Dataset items

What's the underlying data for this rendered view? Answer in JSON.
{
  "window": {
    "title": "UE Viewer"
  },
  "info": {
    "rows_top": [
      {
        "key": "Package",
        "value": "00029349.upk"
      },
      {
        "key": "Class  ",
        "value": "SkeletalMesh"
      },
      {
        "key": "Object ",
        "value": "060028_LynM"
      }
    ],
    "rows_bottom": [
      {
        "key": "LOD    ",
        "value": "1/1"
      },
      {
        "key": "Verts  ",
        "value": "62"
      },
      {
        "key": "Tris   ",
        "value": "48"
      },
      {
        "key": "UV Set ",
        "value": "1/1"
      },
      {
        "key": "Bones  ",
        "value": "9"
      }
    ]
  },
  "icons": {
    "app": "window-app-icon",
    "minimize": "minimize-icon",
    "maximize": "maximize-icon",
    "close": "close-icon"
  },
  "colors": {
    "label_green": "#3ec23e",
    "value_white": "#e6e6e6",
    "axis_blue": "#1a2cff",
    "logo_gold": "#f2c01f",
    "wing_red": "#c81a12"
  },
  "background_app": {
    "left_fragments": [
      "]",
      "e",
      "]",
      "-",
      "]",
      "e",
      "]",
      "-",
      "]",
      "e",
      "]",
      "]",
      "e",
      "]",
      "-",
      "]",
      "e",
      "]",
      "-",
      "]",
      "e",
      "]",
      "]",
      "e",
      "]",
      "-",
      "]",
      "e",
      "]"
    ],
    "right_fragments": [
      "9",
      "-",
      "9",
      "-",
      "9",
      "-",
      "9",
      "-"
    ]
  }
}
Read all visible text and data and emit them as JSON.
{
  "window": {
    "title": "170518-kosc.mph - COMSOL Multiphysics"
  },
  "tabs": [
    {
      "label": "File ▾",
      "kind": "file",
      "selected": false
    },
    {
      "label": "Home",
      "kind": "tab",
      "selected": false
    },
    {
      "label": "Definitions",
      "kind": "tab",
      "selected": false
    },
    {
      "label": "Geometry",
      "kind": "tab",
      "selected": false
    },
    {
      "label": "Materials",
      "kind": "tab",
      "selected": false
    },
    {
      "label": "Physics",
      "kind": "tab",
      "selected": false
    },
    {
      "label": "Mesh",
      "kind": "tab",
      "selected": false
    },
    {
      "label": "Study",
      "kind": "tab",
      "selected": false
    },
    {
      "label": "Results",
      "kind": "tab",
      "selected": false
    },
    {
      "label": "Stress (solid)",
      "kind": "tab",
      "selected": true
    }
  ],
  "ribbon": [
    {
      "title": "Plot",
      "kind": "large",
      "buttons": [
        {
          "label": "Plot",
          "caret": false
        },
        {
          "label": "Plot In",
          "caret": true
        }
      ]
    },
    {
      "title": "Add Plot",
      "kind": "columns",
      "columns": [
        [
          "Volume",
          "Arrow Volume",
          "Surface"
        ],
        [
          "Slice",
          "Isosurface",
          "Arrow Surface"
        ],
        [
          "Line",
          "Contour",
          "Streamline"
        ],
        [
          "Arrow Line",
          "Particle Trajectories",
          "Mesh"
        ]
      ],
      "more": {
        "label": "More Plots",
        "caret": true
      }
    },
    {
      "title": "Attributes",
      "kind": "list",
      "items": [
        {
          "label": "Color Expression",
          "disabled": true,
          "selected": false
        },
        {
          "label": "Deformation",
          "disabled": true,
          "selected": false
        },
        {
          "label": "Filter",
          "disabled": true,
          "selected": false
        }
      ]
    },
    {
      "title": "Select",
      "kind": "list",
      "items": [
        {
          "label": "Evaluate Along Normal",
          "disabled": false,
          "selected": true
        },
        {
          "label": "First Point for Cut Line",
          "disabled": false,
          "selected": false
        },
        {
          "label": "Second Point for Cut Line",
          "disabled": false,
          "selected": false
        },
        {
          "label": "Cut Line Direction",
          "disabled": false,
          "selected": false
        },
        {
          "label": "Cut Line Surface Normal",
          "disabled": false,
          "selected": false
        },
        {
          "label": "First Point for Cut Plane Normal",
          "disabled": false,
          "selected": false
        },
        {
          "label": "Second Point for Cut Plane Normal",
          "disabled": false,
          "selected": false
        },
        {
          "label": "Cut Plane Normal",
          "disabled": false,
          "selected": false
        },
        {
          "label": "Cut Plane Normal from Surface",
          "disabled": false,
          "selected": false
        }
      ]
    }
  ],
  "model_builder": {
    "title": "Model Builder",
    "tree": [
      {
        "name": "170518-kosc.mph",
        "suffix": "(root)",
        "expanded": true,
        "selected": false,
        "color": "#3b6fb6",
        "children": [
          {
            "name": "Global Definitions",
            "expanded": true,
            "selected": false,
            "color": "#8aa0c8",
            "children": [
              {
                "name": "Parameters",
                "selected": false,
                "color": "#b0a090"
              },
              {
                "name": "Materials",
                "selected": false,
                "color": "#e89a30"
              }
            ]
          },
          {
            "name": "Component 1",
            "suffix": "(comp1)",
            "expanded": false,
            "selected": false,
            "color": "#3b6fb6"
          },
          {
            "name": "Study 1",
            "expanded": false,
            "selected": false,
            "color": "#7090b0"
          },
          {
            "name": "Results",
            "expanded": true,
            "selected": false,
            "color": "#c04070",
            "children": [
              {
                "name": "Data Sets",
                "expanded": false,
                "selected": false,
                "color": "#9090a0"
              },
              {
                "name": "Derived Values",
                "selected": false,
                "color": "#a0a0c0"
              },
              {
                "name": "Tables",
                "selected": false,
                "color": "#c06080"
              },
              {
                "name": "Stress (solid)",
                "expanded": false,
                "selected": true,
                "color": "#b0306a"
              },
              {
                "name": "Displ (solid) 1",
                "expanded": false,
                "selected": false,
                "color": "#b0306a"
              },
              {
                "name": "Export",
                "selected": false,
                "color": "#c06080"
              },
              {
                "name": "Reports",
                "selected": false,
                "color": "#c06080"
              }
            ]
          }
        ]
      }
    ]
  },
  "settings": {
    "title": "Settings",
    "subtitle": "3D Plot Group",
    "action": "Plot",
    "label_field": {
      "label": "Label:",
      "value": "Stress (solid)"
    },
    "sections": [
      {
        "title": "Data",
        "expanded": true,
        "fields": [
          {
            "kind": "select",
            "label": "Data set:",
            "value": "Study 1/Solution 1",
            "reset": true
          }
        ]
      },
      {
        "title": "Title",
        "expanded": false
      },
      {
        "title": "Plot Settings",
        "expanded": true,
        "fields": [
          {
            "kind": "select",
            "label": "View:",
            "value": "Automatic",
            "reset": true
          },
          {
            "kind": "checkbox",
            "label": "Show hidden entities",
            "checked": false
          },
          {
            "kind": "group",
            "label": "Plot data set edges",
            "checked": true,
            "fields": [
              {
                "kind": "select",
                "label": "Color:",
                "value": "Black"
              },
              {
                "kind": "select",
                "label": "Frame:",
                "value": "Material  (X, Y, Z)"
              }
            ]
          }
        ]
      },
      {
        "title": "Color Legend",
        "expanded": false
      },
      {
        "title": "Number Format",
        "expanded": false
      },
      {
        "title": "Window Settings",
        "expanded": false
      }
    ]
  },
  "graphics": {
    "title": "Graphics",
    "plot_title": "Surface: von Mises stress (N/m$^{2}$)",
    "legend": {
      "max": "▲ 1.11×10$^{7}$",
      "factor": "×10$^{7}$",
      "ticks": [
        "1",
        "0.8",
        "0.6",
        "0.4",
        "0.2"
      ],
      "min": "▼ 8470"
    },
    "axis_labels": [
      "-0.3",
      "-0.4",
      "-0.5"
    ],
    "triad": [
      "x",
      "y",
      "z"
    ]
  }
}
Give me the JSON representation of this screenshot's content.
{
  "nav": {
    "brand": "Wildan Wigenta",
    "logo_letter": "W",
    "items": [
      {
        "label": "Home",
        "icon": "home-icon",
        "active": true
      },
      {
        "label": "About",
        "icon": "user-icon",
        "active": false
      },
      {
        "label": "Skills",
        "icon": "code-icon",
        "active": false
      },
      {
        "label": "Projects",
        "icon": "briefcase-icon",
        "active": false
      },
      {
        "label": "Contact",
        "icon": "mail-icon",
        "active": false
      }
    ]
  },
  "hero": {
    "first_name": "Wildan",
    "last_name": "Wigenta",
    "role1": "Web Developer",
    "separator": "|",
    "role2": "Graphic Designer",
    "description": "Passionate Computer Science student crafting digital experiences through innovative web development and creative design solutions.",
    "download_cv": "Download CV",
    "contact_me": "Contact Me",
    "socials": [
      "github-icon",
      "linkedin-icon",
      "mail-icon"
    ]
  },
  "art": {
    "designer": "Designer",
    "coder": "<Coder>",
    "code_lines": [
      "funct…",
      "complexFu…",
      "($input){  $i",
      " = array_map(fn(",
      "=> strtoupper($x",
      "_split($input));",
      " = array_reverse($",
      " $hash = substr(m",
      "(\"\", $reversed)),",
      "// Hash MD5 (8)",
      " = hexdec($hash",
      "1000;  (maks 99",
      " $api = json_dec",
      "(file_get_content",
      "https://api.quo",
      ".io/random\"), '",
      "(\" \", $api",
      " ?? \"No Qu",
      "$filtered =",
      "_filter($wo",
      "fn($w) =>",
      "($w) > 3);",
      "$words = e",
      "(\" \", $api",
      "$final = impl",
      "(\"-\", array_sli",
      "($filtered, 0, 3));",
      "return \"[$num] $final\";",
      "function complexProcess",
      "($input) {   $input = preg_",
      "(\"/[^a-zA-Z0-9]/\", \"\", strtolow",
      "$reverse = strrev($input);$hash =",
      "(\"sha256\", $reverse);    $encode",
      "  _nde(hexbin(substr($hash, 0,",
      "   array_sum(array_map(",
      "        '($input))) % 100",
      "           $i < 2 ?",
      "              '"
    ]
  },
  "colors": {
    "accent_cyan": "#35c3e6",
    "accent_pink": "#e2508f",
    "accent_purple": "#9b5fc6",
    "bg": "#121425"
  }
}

REQUIREMENT ->
Looking at the records above, say how many lines hold the string "substr". Write nothing but the number.

ANSWER TO THIS PROBLEM ->
2